§ **Yang Diminta**
(a) Sebutkan semua shalat yang menurut kutipan tentang buka puasa bersama harus diikuti dalam setiap buka puasa.
(b) Dalam baris data, tukar "interactable" dengan "clickable" pada rentang dari baris yang memuat "- canvas-scrollbar[interactable]: [857, 290, 867, 622]" sampai baris yang memuat "- close-panel-button[interactable]: [303, 117, 316, 135]". Tuliskan ulang hanya baris-baris itu tanpa mengubah bagian lainnya.

Mencairnya ”Gunung Es”
Ada hal menarik yang ingin saya tulis dari
salah satu tradisi buka puasa bersama yang pernah saya ikuti. Kelompok ini
berasal dari satu lembaga pemerintah pusat di Jakarta, yang menyelenggarakan
buka puasa bersama rutin mingguan (keliling daerah). Sebagaimana umumnya
birokrasi berbasis agama, komposisi partisipan kelompok ini secara ormas
keagamaan sangat beragam, ada yang aktivis-ideologis NU, warga NU biasa,
aktivis-ideologis Muhammadiyyah, warga Muhammadiyyah biasa, warga Persis, dan
sebagian yang lain tidak mau disebut ormas keagamaannya, NU ataupun
Muhaammadiyyah. Atas aturan ketat pimpinannya, dalam setiap buka puasa selain
tentu saja ada makan dan minum bersama, juga ”harus” diikuti dengan shalat
maghrib, isya, dan tarawih berjamaah. Antara shalat isya dan tarawih selalu
diisi ceramah agama oleh petinggi lembaga tersebut. Dalil-dalil (tekstualis)

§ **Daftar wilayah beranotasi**

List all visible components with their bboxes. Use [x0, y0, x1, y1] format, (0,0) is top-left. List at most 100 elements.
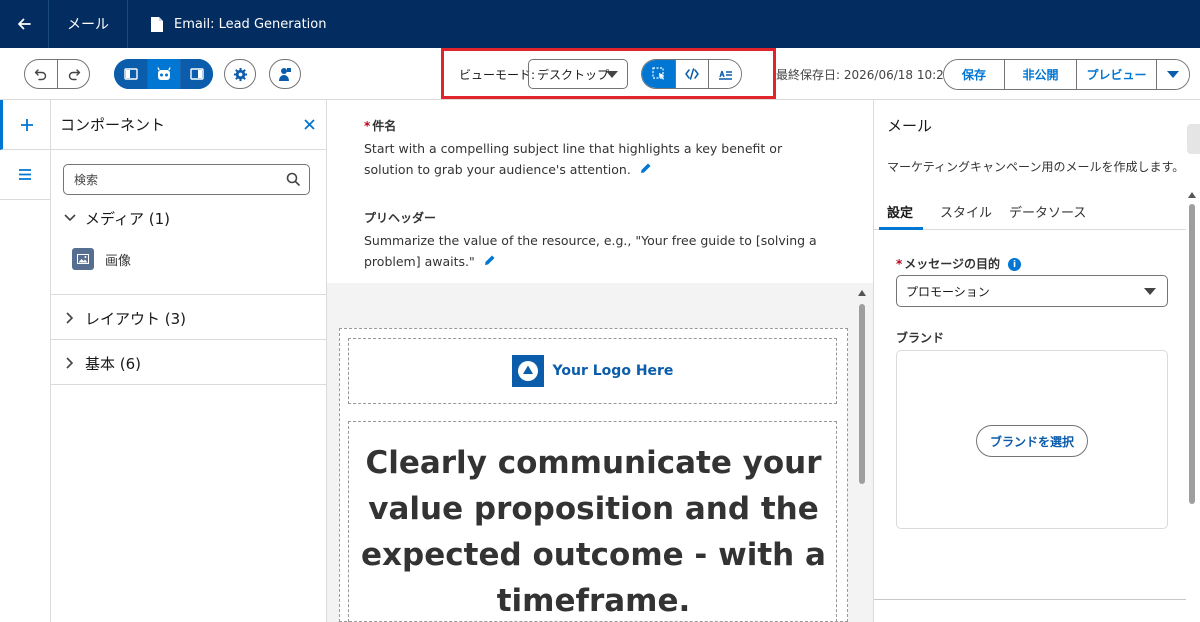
- canvas-scrollbar[interactable]: [857, 290, 867, 622]
- components-title: コンポーネント: [60, 116, 166, 134]
- last-saved-text: 最終保存日: 2026/06/18 10:28: [776, 68, 952, 82]
- image-component-label: 画像: [105, 253, 132, 269]
- close-panel-button[interactable]: [303, 117, 316, 135]
- preview-button[interactable]: プレビュー: [1076, 60, 1156, 89]
- text-editor-button[interactable]: [708, 60, 741, 88]
- top-bar: メール Email: Lead Generation: [0, 0, 1200, 48]
- structure-tab[interactable]: [0, 150, 50, 200]
- divider: [127, 0, 128, 48]
- tab-style[interactable]: スタイル: [940, 202, 992, 221]
- right-panel-toggle-button[interactable]: [180, 59, 213, 89]
- logo-icon: [511, 355, 544, 387]
- left-panel-icon: [123, 68, 138, 80]
- gear-icon: [233, 67, 247, 81]
- collapse-panel-handle[interactable]: [1187, 124, 1200, 154]
- caret-down-icon: [1144, 288, 1156, 295]
- view-mode-select[interactable]: デスクトップ: [528, 59, 628, 89]
- agent-button[interactable]: [147, 59, 180, 89]
- tab-settings[interactable]: 設定: [887, 202, 913, 221]
- document-icon: [150, 16, 164, 33]
- search-placeholder: 検索: [74, 173, 99, 187]
- scrollbar-thumb[interactable]: [1189, 204, 1195, 504]
- left-panel-toggle-button[interactable]: [114, 59, 147, 89]
- subject-text: Start with a compelling subject line tha…: [364, 141, 783, 177]
- save-button[interactable]: 保存: [944, 60, 1004, 89]
- email-meta-fields: * 件名 Start with a compelling subject line…: [327, 100, 873, 283]
- scroll-up-icon[interactable]: [1188, 192, 1196, 198]
- component-search-input[interactable]: 検索: [63, 164, 310, 195]
- layout-section-toggle[interactable]: レイアウト (3): [51, 306, 327, 330]
- code-icon: [685, 68, 699, 80]
- basic-section-label: 基本 (6): [85, 354, 142, 373]
- action-button-group: 保存 非公開 プレビュー: [943, 59, 1190, 90]
- brand-label: ブランド: [896, 331, 945, 345]
- components-header: コンポーネント: [51, 100, 326, 150]
- active-tab-indicator: [879, 227, 923, 230]
- undo-button[interactable]: [25, 60, 57, 88]
- settings-button[interactable]: [224, 59, 256, 89]
- media-section-toggle[interactable]: メディア (1): [51, 206, 327, 230]
- divider: [51, 384, 327, 385]
- chevron-right-icon: [55, 357, 85, 369]
- editor-mode-group: [641, 59, 742, 89]
- unpublish-button[interactable]: 非公開: [1004, 60, 1076, 89]
- panel-tabs: 設定 スタイル データソース: [874, 196, 1186, 230]
- back-button[interactable]: [0, 0, 48, 48]
- tab-data-source[interactable]: データソース: [1009, 202, 1086, 221]
- search-icon: [286, 172, 301, 190]
- purpose-select[interactable]: プロモーション: [896, 275, 1168, 307]
- subject-label: * 件名: [364, 119, 397, 133]
- preheader-label: プリヘッダー: [364, 211, 437, 225]
- app-title: メール: [67, 17, 109, 33]
- hero-text-block[interactable]: Clearly communicate your value propositi…: [348, 421, 837, 622]
- chevron-right-icon: [55, 312, 85, 324]
- select-brand-button[interactable]: ブランドを選択: [976, 425, 1088, 457]
- personalization-button[interactable]: [269, 59, 301, 89]
- panel-title: メール: [887, 117, 933, 135]
- list-icon: [19, 169, 31, 180]
- info-icon[interactable]: i: [1008, 258, 1022, 271]
- redo-button[interactable]: [57, 60, 89, 88]
- caret-down-icon: [606, 71, 618, 78]
- divider: [874, 599, 1186, 600]
- purpose-value: プロモーション: [906, 284, 990, 299]
- arrow-left-icon: [18, 18, 31, 30]
- text-align-icon: [718, 70, 732, 80]
- plus-icon: [20, 118, 33, 131]
- image-component-item[interactable]: 画像: [72, 248, 131, 270]
- close-icon: [304, 119, 315, 130]
- pencil-icon[interactable]: [639, 160, 652, 181]
- user-puzzle-icon: [279, 67, 291, 81]
- more-actions-button[interactable]: [1156, 60, 1189, 89]
- brand-selection-box: ブランドを選択: [896, 350, 1168, 529]
- divider: [51, 294, 327, 295]
- image-icon: [72, 248, 94, 270]
- left-rail: [0, 100, 51, 622]
- preheader-text: Summarize the value of the resource, e.g…: [364, 233, 817, 269]
- add-components-tab[interactable]: [0, 100, 50, 150]
- right-panel-icon: [190, 68, 204, 80]
- panel-scrollbar[interactable]: [1187, 192, 1197, 622]
- components-panel: コンポーネント 検索 メディア (1) 画像 レイアウト (3) 基本 (6): [51, 100, 327, 622]
- caret-down-icon: [1167, 70, 1179, 78]
- robot-icon: [157, 67, 171, 80]
- subject-field[interactable]: Start with a compelling subject line tha…: [364, 138, 834, 181]
- basic-section-toggle[interactable]: 基本 (6): [51, 351, 327, 375]
- purpose-label: * メッセージの目的 i: [896, 255, 1022, 272]
- logo-block[interactable]: Your Logo Here: [348, 338, 837, 404]
- document-title: Email: Lead Generation: [174, 16, 327, 32]
- panel-toggle-group: [114, 59, 213, 89]
- visual-editor-button[interactable]: [642, 60, 675, 88]
- hero-headline: Clearly communicate your value propositi…: [361, 445, 826, 619]
- view-mode-label: ビューモード:: [459, 68, 536, 82]
- redo-icon: [68, 69, 80, 81]
- scroll-up-icon[interactable]: [858, 290, 866, 296]
- code-editor-button[interactable]: [675, 60, 708, 88]
- scrollbar-thumb[interactable]: [859, 304, 865, 484]
- preheader-field[interactable]: Summarize the value of the resource, e.g…: [364, 230, 834, 273]
- panel-description: マーケティングキャンペーン用のメールを作成します。: [887, 160, 1185, 174]
- select-cursor-icon: [651, 67, 664, 80]
- pencil-icon[interactable]: [483, 252, 496, 273]
- divider: [51, 339, 327, 340]
- undo-icon: [34, 69, 47, 81]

§ **Jawaban Tugas**
(a) Shalat maghrib, shalat isya, dan shalat tarawih.

(b)
- canvas-scrollbar[clickable]: [857, 290, 867, 622]
- components-title: コンポーネント: [60, 116, 166, 134]
- last-saved-text: 最終保存日: 2026/06/18 10:28: [776, 68, 952, 82]
- image-component-label: 画像: [105, 253, 132, 269]
- close-panel-button[clickable]: [303, 117, 316, 135]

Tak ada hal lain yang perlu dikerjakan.